WHAT YOU ARE ASKED TO DO => Check each line below for the word "cross", and copy those that have it.
## begin
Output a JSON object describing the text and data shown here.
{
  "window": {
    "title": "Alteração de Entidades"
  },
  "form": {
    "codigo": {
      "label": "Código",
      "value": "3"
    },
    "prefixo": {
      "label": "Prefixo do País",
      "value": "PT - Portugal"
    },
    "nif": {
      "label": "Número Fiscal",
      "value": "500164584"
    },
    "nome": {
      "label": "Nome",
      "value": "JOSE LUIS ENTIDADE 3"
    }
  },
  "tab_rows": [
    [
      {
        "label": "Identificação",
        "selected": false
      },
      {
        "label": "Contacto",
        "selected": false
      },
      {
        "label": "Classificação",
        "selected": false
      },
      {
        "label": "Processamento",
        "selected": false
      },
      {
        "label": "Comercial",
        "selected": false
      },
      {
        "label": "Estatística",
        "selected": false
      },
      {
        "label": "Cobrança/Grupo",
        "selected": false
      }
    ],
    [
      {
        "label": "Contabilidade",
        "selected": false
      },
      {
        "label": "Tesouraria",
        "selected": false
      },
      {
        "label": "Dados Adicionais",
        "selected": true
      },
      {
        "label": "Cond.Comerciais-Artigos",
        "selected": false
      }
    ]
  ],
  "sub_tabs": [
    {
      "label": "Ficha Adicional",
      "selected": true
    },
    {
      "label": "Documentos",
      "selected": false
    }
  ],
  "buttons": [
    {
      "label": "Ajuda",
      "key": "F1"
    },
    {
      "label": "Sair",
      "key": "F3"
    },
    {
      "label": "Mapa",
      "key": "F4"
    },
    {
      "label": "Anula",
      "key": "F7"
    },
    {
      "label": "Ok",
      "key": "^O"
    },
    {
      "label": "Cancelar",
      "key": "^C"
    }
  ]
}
## end
## begin
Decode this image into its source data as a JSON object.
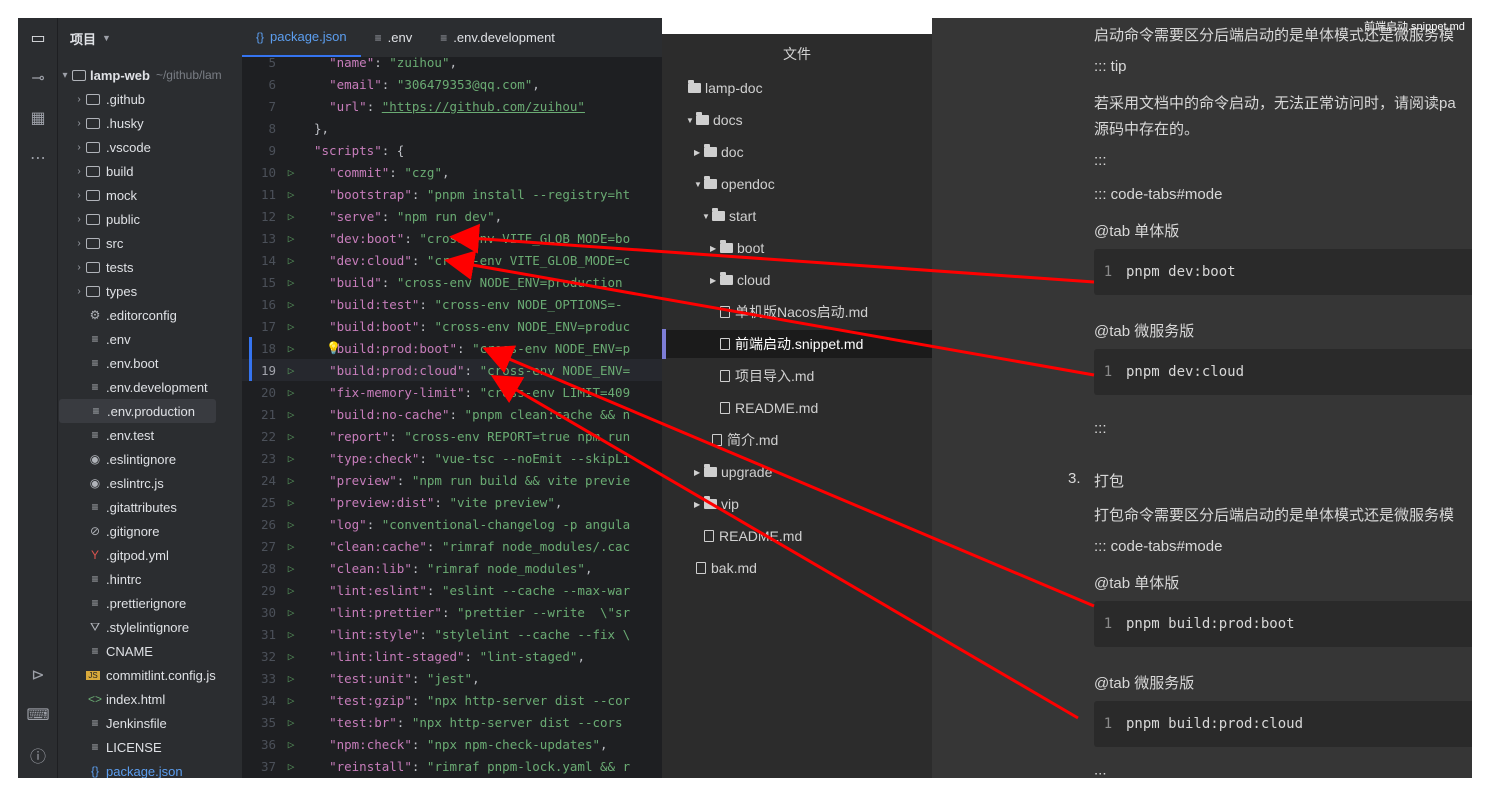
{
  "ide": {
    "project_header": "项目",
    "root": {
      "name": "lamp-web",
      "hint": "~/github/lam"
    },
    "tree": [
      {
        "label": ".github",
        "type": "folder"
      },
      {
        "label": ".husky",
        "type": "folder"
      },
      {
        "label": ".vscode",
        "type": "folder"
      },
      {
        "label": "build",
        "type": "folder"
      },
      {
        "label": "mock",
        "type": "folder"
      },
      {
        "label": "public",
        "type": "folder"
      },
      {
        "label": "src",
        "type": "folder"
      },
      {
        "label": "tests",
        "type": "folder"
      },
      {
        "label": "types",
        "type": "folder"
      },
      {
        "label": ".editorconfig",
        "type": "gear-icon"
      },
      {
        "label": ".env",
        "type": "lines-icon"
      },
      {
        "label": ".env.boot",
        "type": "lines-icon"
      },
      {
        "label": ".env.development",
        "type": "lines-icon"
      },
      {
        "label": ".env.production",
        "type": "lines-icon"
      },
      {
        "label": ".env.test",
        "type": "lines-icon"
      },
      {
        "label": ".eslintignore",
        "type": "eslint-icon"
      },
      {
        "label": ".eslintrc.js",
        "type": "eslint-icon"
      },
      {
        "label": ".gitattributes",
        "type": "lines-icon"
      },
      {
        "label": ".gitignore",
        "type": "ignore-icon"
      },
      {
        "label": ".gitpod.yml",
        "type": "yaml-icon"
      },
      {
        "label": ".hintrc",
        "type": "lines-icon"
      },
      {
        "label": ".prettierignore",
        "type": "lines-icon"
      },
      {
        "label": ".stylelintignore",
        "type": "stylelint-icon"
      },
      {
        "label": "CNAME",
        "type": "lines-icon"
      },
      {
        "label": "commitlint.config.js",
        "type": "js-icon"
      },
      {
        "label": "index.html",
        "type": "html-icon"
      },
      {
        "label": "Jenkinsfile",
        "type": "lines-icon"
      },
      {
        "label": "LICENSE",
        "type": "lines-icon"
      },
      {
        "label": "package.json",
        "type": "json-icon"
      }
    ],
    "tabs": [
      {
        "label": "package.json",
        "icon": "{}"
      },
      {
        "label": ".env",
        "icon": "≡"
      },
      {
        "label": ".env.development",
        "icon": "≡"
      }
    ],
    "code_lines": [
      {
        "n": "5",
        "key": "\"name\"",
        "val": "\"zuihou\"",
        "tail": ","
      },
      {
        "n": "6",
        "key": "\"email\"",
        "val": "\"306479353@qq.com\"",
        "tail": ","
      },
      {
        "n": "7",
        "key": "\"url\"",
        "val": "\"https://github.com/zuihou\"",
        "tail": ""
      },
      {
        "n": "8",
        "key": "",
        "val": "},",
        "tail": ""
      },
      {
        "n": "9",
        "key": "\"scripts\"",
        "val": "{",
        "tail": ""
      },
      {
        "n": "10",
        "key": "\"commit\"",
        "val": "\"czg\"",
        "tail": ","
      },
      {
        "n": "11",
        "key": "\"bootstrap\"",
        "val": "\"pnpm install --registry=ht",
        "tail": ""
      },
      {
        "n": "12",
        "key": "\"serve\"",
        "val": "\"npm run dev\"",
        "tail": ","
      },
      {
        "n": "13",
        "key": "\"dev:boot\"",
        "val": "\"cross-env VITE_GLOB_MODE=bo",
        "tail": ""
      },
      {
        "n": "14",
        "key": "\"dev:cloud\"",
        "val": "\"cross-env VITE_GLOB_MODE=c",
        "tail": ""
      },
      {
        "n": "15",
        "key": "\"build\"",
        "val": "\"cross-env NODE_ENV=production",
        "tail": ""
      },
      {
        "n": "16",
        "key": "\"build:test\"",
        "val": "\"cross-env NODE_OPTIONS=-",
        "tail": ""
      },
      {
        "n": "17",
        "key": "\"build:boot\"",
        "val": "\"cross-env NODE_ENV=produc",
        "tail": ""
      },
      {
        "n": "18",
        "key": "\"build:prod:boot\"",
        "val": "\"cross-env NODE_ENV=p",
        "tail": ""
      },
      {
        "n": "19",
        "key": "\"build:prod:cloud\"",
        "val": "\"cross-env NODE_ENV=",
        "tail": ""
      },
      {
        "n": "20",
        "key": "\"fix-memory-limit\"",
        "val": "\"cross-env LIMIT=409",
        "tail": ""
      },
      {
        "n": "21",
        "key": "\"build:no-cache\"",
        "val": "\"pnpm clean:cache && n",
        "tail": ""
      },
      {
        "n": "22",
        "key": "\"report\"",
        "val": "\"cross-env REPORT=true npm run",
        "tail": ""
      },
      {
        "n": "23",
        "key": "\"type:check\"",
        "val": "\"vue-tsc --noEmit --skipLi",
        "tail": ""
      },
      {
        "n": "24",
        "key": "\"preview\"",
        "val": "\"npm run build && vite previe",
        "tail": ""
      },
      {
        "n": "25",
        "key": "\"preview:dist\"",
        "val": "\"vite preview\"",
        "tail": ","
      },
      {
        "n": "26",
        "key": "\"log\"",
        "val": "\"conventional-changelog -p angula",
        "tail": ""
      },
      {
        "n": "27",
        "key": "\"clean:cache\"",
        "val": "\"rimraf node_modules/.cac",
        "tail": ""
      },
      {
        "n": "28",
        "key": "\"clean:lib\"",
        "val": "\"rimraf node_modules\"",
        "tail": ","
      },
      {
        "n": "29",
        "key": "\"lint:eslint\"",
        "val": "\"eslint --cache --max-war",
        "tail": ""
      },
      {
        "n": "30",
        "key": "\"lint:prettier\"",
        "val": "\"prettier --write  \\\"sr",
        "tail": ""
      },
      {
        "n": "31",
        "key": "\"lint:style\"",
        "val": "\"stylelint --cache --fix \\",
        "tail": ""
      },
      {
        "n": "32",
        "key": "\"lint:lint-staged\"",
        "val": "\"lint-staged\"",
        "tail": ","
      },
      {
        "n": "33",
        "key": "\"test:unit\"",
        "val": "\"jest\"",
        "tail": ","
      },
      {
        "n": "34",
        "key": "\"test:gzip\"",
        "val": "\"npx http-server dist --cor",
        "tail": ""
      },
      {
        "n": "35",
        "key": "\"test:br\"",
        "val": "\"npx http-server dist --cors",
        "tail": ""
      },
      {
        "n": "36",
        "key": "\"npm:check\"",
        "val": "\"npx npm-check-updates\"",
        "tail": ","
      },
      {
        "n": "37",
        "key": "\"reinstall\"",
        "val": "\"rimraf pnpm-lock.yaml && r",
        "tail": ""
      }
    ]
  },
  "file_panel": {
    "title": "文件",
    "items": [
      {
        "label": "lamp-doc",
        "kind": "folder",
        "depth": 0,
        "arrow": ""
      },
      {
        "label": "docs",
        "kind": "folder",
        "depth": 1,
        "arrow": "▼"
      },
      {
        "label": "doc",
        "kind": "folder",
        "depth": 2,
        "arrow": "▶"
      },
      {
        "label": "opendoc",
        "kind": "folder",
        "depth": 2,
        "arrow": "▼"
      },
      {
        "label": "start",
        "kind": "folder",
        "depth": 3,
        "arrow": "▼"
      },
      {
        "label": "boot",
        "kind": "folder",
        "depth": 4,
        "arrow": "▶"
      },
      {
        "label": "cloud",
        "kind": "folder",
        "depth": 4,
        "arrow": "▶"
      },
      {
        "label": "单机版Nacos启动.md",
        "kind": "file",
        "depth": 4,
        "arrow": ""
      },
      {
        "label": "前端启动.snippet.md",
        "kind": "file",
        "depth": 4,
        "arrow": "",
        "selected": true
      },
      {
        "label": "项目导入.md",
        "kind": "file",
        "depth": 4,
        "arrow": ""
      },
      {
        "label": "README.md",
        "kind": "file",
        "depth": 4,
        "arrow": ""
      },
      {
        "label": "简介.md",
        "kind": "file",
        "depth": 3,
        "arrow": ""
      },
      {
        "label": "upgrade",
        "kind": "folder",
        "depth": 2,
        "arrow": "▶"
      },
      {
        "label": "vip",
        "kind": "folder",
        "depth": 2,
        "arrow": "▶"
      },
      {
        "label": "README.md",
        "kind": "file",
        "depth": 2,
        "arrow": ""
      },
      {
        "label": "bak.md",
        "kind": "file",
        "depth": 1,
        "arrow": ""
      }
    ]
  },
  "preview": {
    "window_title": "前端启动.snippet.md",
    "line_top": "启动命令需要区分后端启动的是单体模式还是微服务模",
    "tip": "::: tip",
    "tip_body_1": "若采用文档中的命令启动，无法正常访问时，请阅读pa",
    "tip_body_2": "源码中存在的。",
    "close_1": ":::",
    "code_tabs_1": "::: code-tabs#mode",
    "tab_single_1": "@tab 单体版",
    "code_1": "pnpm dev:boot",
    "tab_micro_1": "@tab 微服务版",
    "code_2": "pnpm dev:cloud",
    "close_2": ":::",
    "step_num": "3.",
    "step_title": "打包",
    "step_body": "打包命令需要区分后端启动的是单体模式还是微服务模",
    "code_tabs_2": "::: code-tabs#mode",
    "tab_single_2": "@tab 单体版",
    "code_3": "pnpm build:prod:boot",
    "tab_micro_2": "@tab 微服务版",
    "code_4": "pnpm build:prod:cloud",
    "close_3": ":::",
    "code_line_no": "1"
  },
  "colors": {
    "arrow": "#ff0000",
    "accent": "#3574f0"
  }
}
## end
SOLVED EXERCISE =>
        "val": "\"cross-env VITE_GLOB_MODE=bo",
        "val": "\"cross-env VITE_GLOB_MODE=c",
        "val": "\"cross-env NODE_ENV=production",
        "val": "\"cross-env NODE_OPTIONS=-",
        "val": "\"cross-env NODE_ENV=produc",
        "val": "\"cross-env NODE_ENV=p",
        "val": "\"cross-env NODE_ENV=",
        "val": "\"cross-env LIMIT=409",
        "val": "\"cross-env REPORT=true npm run",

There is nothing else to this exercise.